Provided material →
=-=-=-=-=

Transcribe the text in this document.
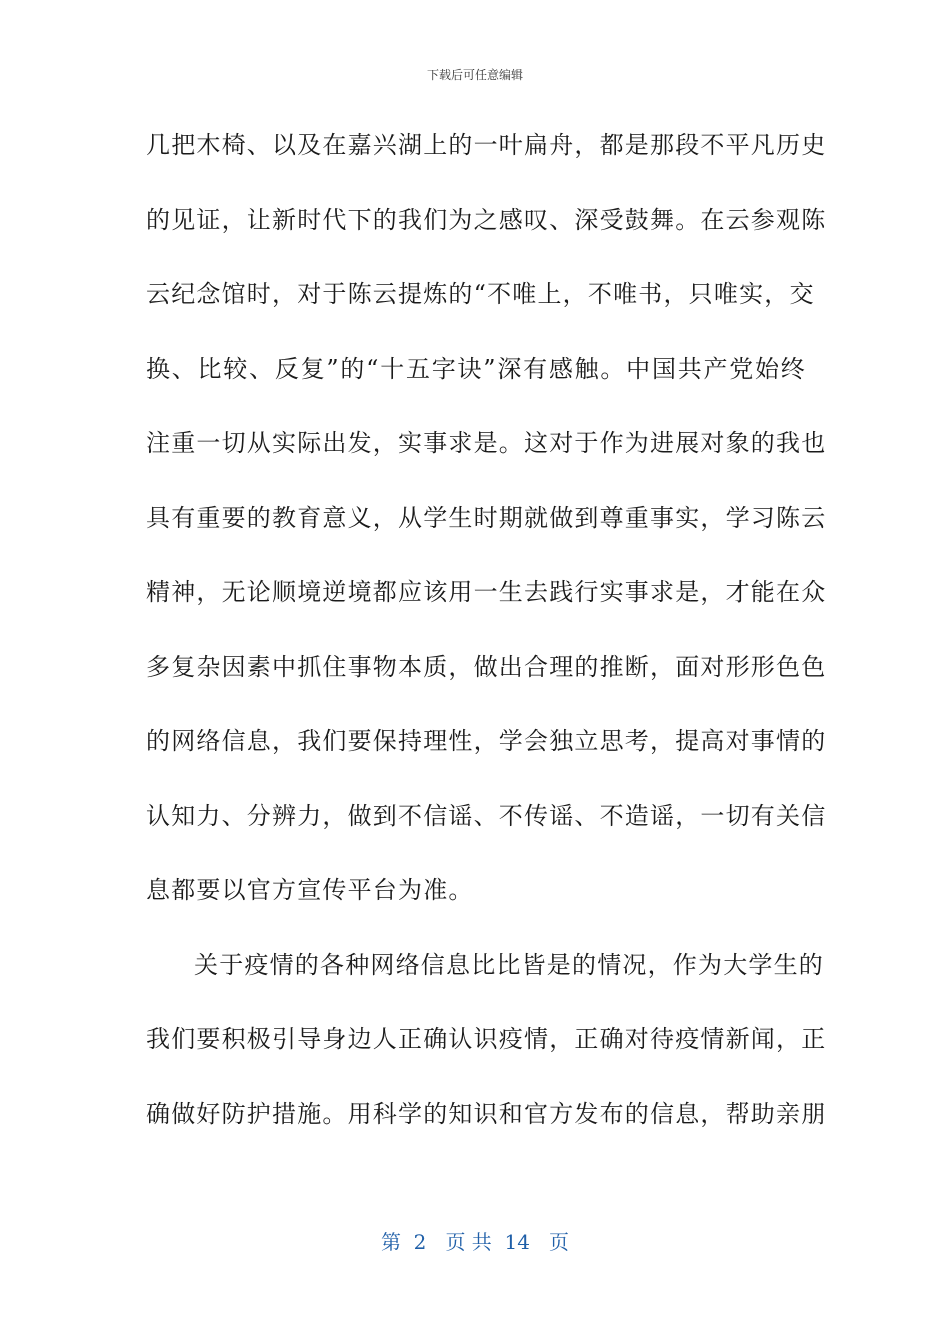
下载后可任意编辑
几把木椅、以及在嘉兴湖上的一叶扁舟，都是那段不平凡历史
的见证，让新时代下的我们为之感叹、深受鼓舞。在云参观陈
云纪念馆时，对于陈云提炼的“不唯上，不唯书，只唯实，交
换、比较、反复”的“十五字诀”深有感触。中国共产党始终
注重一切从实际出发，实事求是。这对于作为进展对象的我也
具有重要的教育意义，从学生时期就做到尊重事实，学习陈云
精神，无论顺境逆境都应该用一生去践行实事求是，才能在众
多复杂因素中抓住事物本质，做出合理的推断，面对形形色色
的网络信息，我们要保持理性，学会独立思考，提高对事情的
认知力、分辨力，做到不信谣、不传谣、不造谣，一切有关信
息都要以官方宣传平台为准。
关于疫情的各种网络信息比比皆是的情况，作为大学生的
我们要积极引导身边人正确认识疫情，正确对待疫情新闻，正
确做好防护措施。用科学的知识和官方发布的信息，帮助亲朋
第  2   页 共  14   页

=-=-=-=-=

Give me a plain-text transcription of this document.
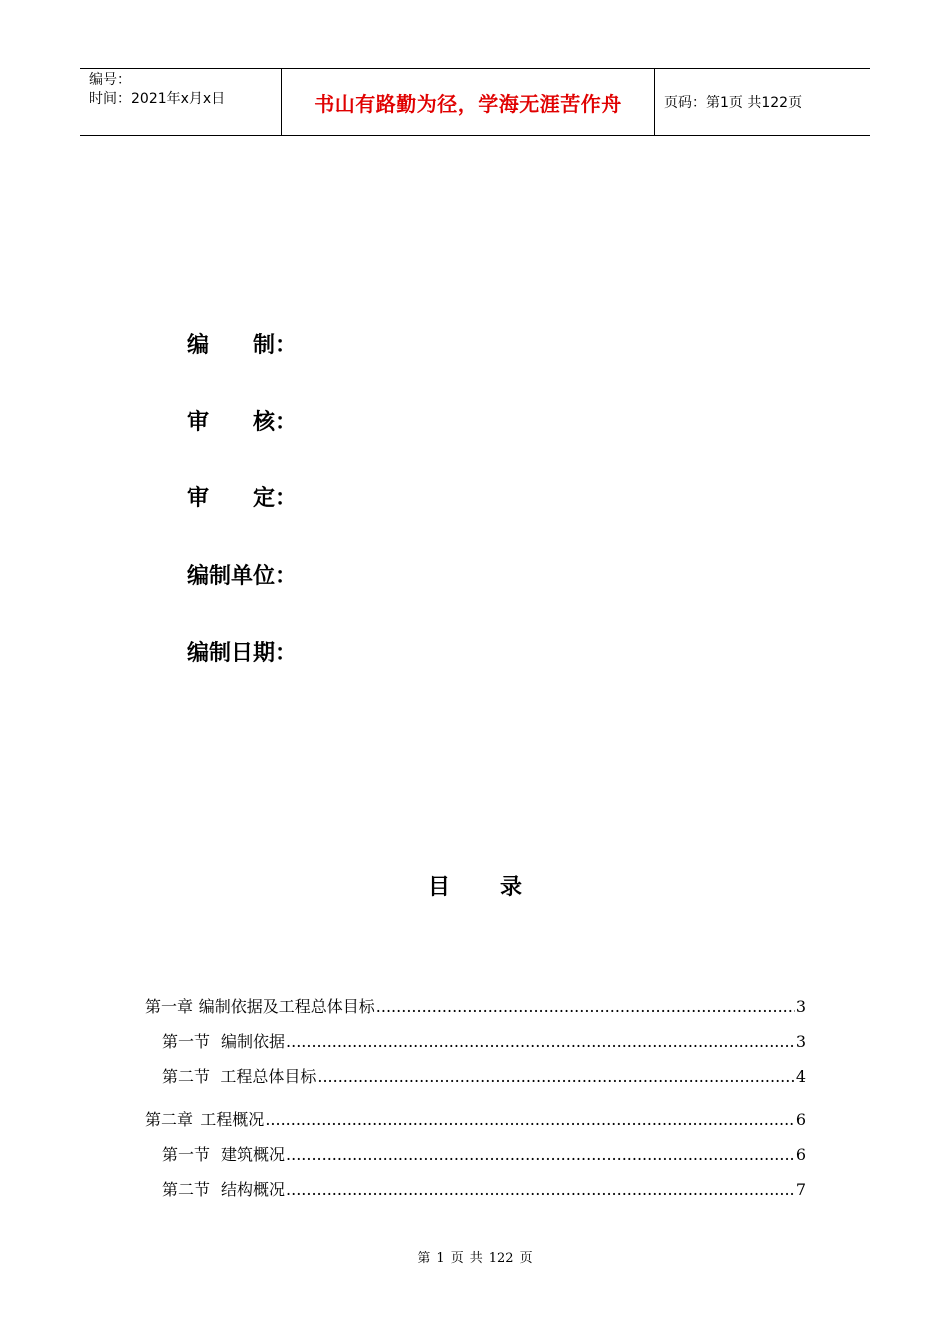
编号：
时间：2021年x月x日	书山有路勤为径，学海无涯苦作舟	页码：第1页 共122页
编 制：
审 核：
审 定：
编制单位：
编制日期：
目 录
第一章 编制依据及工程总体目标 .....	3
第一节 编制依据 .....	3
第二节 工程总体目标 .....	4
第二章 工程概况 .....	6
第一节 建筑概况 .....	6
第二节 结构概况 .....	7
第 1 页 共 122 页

=-=-=-=-=

Stated problem →
State the number of lines above that hold the string "this", with nothing added.

Expected answer →
2